### Exercice proposé a
Recopiez sans rien changer les lignes du listing en commençant par la ligne qui contient "sparkle-icon-top-right (1530, 473, 1558, 501)" et en allant jusqu'à la ligne qui contient "status-badge-submitted: SUBMITTED (932, 769, 1051, 793)". Ces deux lignes sont comprises.

### Texte fourni
------------------------------------------------

Le recourant se plaint d'arbitraire dans l'interprétation des preuves et des faits et il présente son propre exposé des faits qu'il juge pertinents. Il perd ainsi de vue que le Tribunal fédéral statue en principe sur la base des faits établis par l'autorité précédente (art. 105 al. 1 LTF), sous réserve des cas prévus à l'art. 105 al. 2 LTF. Le recourant ne peut critiquer la constatation de faits, susceptibles d'avoir une influence déterminante sur l'issue de la procédure, que si ceux-ci ont été établis de manière manifestement inexacte ou en violation du droit au sens de l'art. 95 LTF, en particulier en violation de l'interdiction constitutionnelle de l'arbitraire (art. 97 al. 1 LTF; ATF 134 V 53 consid. 4.3 p. 62; Message concernant la révision totale de l'organisation judiciaire fédérale du 28 février 2001, FF 2001 p. 4135; pour une définition de l'arbitraire cf. ATF 134 I 263 consid. 3.1 p. 265 s.; 133 I 149 consid. 3.1 p. 153), ce qu'il lui appartient de démontrer par une argumentation répondant aux exigences de l'art. 42 al. 2 LTF, respectivement de l'art. 106 al. 2 LTF (ATF 133 II 249 consid. 1.4.3 p. 254 s.). Une telle démonstration faisant défaut en l'espèce, il n'y a pas lieu de s'écarter des faits retenus dans la décision attaquée.

------------------------------------------------

### Données à traiter

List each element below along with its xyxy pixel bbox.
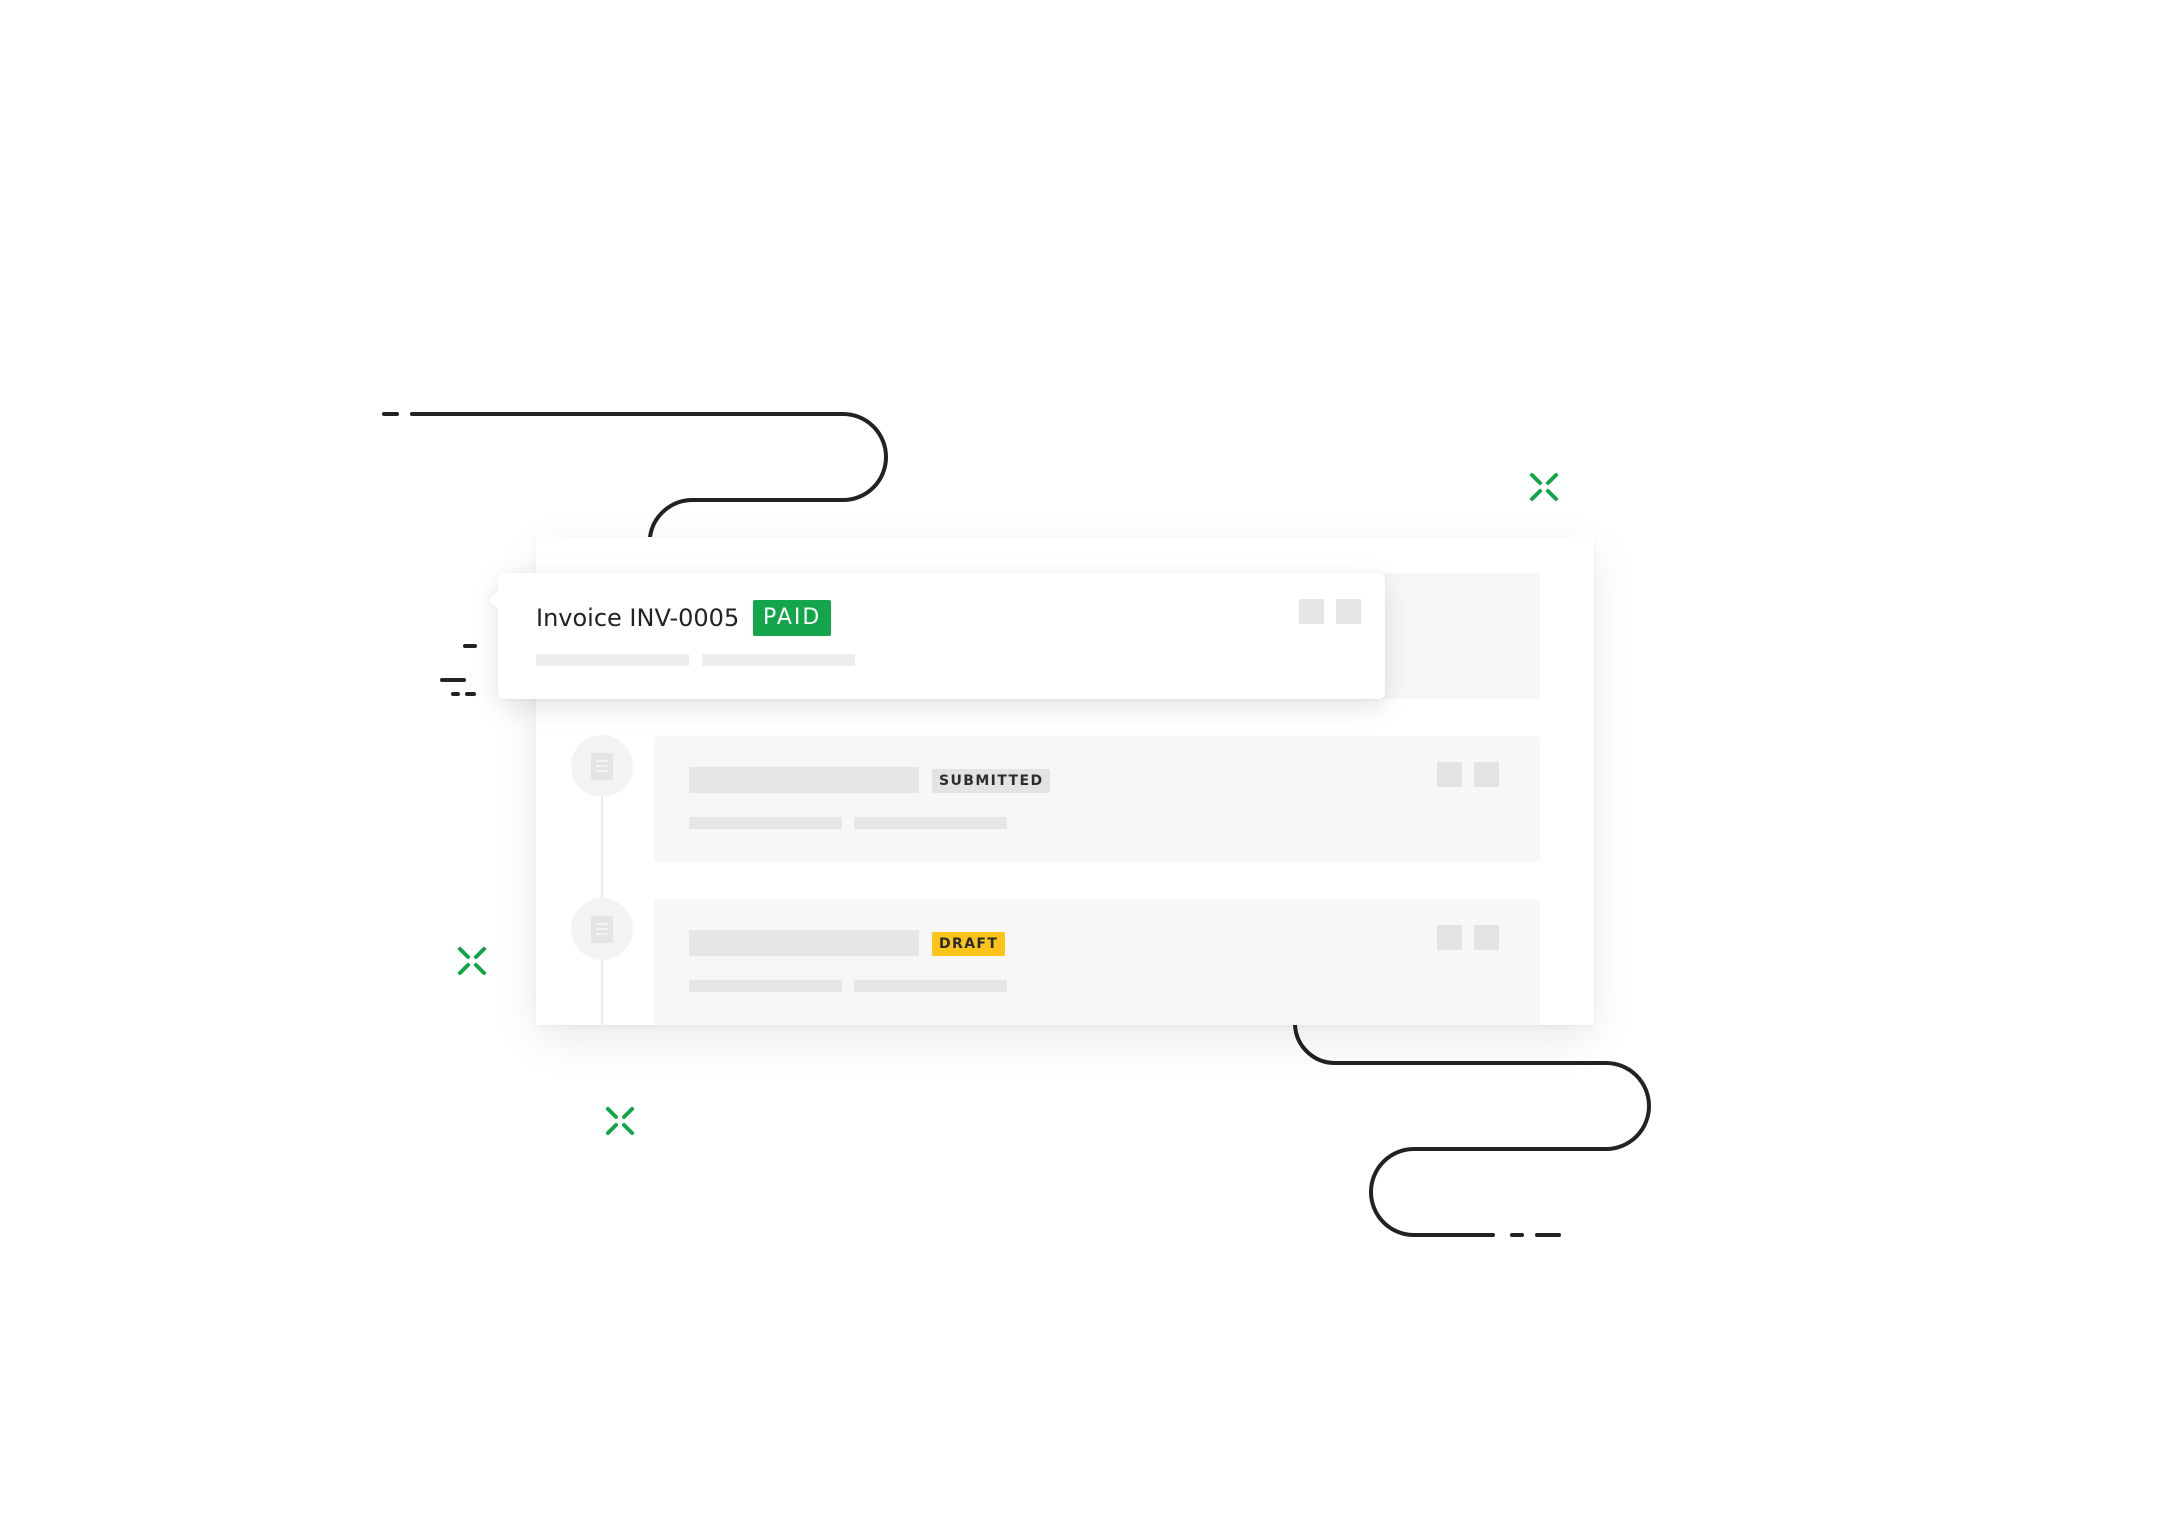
sparkle-icon-top-right (1530, 473, 1558, 501)
list-item-draft[interactable]: DRAFT (654, 899, 1540, 1025)
timeline-node (571, 735, 633, 797)
invoice-title-placeholder (689, 767, 919, 793)
status-badge-submitted: SUBMITTED (932, 769, 1051, 793)
status-badge-paid: PAID (753, 600, 832, 636)
action-button-placeholder[interactable] (1474, 762, 1499, 787)
action-button-placeholder[interactable] (1474, 925, 1499, 950)
meta-placeholder (854, 980, 1007, 992)
action-button-placeholder[interactable] (1299, 599, 1324, 624)
invoice-card-highlighted[interactable]: Invoice INV-0005 PAID (498, 573, 1385, 699)
action-button-placeholder[interactable] (1336, 599, 1361, 624)
list-item-submitted[interactable]: SUBMITTED (654, 736, 1540, 862)
meta-placeholder (702, 654, 855, 666)
sparkle-icon-left (458, 947, 486, 975)
invoice-title: Invoice INV-0005 (536, 604, 740, 632)
top-curve (410, 412, 888, 539)
meta-placeholder (536, 654, 689, 666)
invoice-title-placeholder (689, 930, 919, 956)
meta-placeholder (689, 980, 842, 992)
bottom-curve (1293, 1023, 1651, 1237)
document-icon (591, 915, 613, 943)
meta-placeholder (854, 817, 1007, 829)
document-icon (591, 752, 613, 780)
action-button-placeholder[interactable] (1437, 762, 1462, 787)
timeline-line (601, 765, 603, 1025)
action-button-placeholder[interactable] (1437, 925, 1462, 950)
meta-placeholder (689, 817, 842, 829)
sparkle-icon-bottom-left (606, 1107, 634, 1135)
timeline-node (571, 898, 633, 960)
status-badge-draft: DRAFT (932, 932, 1006, 956)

------------------------------------------------

### Exercice proposé b
Redonnez le texte fourni en entier, mot pour mot.

### Corrigé a
sparkle-icon-top-right (1530, 473, 1558, 501)
list-item-draft[interactable]: DRAFT (654, 899, 1540, 1025)
timeline-node (571, 735, 633, 797)
invoice-title-placeholder (689, 767, 919, 793)
status-badge-submitted: SUBMITTED (932, 769, 1051, 793)

### Corrigé b
Le recourant se plaint d'arbitraire dans l'interprétation des preuves et des faits et il présente son propre exposé des faits qu'il juge pertinents. Il perd ainsi de vue que le Tribunal fédéral statue en principe sur la base des faits établis par l'autorité précédente (art. 105 al. 1 LTF), sous réserve des cas prévus à l'art. 105 al. 2 LTF. Le recourant ne peut critiquer la constatation de faits, susceptibles d'avoir une influence déterminante sur l'issue de la procédure, que si ceux-ci ont été établis de manière manifestement inexacte ou en violation du droit au sens de l'art. 95 LTF, en particulier en violation de l'interdiction constitutionnelle de l'arbitraire (art. 97 al. 1 LTF; ATF 134 V 53 consid. 4.3 p. 62; Message concernant la révision totale de l'organisation judiciaire fédérale du 28 février 2001, FF 2001 p. 4135; pour une définition de l'arbitraire cf. ATF 134 I 263 consid. 3.1 p. 265 s.; 133 I 149 consid. 3.1 p. 153), ce qu'il lui appartient de démontrer par une argumentation répondant aux exigences de l'art. 42 al. 2 LTF, respectivement de l'art. 106 al. 2 LTF (ATF 133 II 249 consid. 1.4.3 p. 254 s.). Une telle démonstration faisant défaut en l'espèce, il n'y a pas lieu de s'écarter des faits retenus dans la décision attaquée.